• _Supplied data_

=-=-=-=-=

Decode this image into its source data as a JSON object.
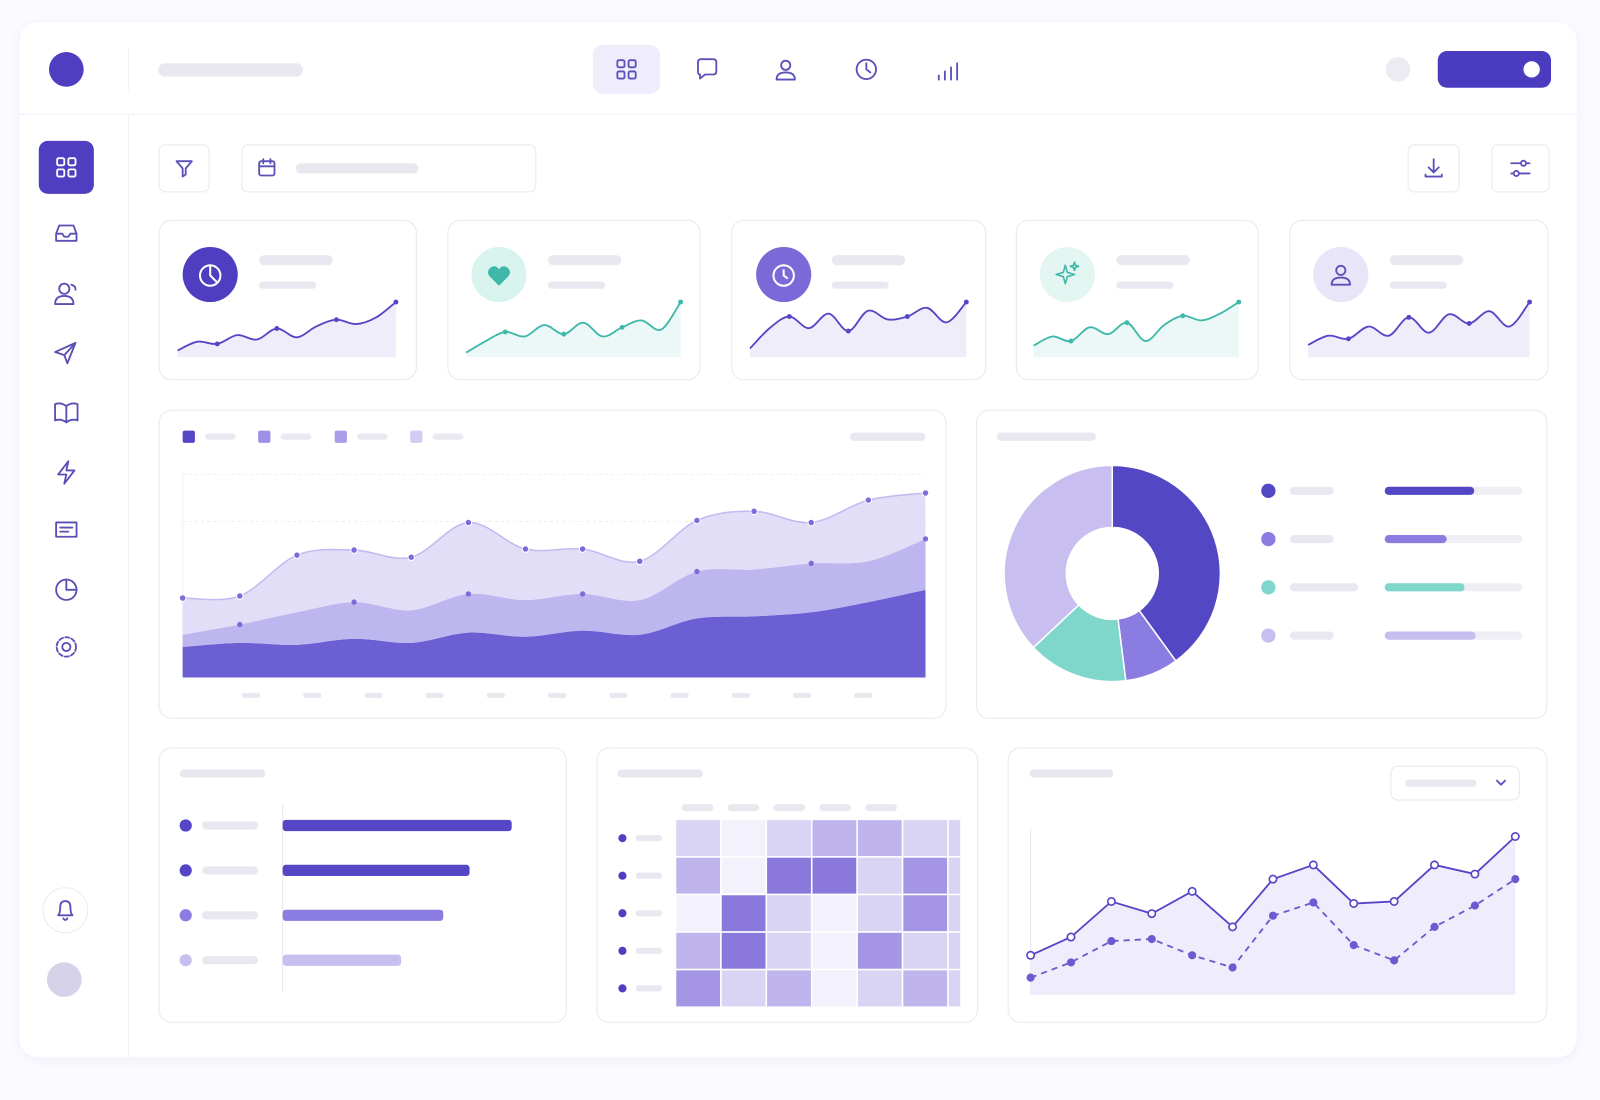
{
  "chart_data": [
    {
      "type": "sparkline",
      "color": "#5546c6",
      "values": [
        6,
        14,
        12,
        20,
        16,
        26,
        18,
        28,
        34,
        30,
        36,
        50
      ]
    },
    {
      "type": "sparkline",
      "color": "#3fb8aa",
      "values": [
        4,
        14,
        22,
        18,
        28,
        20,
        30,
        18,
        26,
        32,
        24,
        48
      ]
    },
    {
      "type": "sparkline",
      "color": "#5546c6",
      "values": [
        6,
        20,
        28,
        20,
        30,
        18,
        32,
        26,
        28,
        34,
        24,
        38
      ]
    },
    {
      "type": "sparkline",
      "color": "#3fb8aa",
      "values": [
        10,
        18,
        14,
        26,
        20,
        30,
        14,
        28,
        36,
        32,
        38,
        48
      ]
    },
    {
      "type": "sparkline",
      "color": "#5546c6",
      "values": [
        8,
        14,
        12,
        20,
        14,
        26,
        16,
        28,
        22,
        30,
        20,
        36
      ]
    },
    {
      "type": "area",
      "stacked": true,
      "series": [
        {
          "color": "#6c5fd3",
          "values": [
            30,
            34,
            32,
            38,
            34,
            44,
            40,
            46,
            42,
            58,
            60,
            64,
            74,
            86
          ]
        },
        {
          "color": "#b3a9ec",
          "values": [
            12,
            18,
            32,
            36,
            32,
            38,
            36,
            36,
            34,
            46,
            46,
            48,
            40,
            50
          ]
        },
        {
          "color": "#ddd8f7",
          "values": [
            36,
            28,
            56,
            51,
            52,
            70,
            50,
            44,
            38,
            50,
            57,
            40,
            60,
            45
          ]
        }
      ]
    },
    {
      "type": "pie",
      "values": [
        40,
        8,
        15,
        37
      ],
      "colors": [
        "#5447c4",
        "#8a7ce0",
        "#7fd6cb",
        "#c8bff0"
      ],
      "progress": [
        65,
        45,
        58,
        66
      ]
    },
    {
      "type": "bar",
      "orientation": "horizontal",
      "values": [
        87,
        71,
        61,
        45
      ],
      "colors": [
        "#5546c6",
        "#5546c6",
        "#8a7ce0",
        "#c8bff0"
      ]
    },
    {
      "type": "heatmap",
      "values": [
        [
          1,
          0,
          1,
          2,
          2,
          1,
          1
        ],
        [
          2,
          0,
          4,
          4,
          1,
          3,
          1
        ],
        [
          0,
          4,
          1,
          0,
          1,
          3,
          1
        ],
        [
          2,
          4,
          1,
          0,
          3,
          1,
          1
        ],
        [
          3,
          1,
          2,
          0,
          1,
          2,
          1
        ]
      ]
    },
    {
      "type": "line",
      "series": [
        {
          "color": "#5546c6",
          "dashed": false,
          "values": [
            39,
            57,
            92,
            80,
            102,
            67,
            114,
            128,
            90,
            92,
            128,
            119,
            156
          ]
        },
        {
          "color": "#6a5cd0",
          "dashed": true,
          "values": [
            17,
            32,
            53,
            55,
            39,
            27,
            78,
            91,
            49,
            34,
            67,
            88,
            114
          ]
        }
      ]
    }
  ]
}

=-=-=-=-=

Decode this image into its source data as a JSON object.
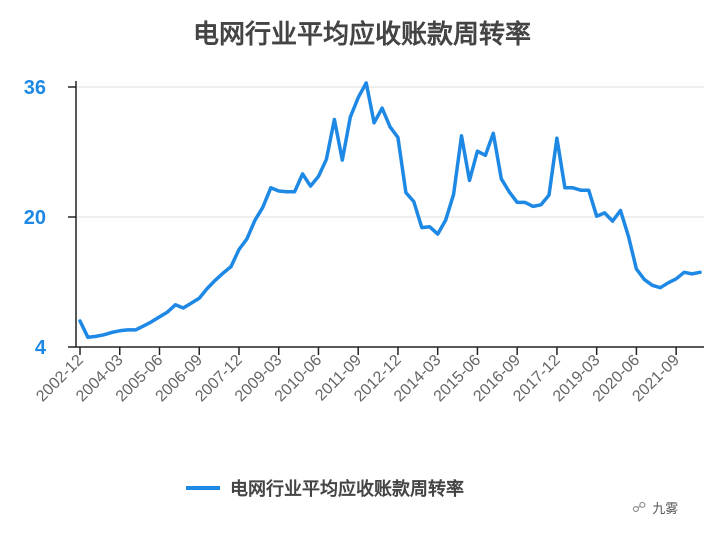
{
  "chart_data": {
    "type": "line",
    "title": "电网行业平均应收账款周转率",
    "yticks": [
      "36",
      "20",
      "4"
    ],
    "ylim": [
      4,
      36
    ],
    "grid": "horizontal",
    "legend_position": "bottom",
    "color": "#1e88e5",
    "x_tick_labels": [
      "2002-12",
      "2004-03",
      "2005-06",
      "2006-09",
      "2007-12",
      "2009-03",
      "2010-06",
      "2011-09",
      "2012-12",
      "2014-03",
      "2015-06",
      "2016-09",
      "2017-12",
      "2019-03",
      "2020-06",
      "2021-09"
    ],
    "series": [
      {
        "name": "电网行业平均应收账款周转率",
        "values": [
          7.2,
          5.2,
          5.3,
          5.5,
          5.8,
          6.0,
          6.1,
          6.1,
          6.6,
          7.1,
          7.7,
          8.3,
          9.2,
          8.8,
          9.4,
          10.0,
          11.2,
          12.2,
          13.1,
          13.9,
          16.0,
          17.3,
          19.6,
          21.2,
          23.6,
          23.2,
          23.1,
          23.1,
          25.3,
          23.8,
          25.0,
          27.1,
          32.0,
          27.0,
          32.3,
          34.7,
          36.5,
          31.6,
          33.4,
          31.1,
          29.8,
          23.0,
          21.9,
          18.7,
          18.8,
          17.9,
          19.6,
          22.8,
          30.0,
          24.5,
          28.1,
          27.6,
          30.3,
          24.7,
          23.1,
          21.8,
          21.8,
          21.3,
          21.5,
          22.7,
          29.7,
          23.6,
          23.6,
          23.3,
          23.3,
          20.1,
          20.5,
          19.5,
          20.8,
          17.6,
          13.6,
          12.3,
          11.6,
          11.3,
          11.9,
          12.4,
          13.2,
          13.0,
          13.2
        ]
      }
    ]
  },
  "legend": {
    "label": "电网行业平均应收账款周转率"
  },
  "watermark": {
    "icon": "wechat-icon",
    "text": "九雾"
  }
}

=-=-=-=-=

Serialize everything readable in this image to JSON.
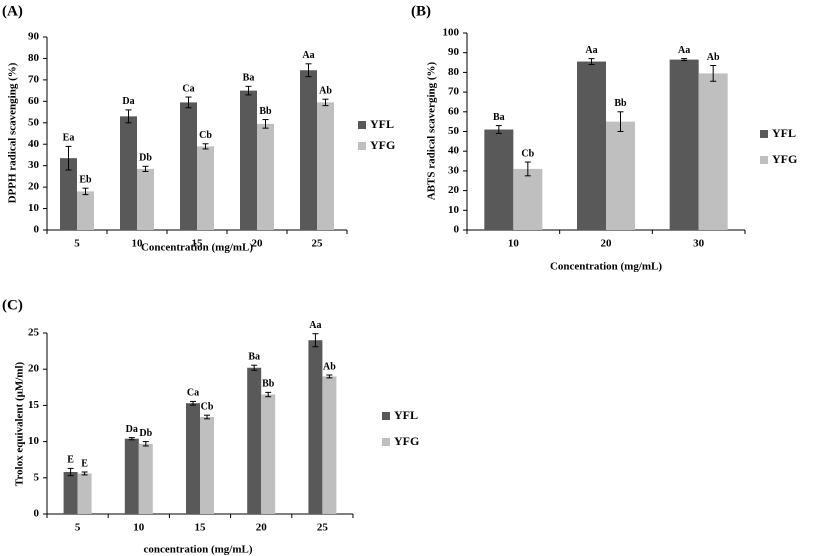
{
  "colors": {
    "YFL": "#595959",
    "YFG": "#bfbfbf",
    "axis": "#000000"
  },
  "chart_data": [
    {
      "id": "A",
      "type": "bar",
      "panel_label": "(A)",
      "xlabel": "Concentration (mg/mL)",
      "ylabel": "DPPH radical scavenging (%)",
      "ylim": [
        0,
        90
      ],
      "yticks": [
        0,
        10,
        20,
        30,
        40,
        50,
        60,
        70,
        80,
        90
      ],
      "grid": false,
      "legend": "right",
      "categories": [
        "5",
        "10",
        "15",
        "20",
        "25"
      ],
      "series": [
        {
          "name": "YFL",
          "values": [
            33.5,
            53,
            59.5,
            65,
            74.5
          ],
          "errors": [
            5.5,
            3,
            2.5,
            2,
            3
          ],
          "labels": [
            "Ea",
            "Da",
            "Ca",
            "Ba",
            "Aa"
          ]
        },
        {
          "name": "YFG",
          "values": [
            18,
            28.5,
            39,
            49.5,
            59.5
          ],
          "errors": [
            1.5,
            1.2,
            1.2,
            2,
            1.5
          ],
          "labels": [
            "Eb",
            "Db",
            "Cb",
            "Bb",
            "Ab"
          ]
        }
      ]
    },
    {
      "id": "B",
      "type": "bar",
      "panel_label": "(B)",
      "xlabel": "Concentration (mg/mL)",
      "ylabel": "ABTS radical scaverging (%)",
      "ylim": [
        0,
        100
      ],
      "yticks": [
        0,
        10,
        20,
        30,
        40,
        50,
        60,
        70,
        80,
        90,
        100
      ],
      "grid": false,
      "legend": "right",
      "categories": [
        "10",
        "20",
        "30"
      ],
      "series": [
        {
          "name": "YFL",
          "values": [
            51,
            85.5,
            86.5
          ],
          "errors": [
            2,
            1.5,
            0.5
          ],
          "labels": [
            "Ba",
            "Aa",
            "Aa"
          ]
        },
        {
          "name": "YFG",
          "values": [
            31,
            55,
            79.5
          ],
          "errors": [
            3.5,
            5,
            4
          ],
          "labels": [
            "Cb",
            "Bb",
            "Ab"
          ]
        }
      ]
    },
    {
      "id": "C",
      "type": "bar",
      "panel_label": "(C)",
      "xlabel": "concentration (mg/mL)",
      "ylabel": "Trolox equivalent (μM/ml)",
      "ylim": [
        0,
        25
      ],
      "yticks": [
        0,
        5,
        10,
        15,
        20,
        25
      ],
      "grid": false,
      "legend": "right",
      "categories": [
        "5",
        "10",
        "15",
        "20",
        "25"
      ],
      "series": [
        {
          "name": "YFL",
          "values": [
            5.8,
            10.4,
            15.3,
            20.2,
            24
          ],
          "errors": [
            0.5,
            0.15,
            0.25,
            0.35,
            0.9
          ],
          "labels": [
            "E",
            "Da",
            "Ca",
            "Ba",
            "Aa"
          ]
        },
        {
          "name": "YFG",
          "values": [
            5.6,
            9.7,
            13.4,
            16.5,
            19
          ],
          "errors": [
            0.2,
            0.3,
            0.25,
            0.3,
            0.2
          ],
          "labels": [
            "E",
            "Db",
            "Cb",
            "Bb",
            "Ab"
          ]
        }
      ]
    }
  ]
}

=-=-=-=-=

• _Exercise objective_
State the number of lines in the preceding entries that include the word "ylabel". Provide nothing else.

• _Exercise answer_
3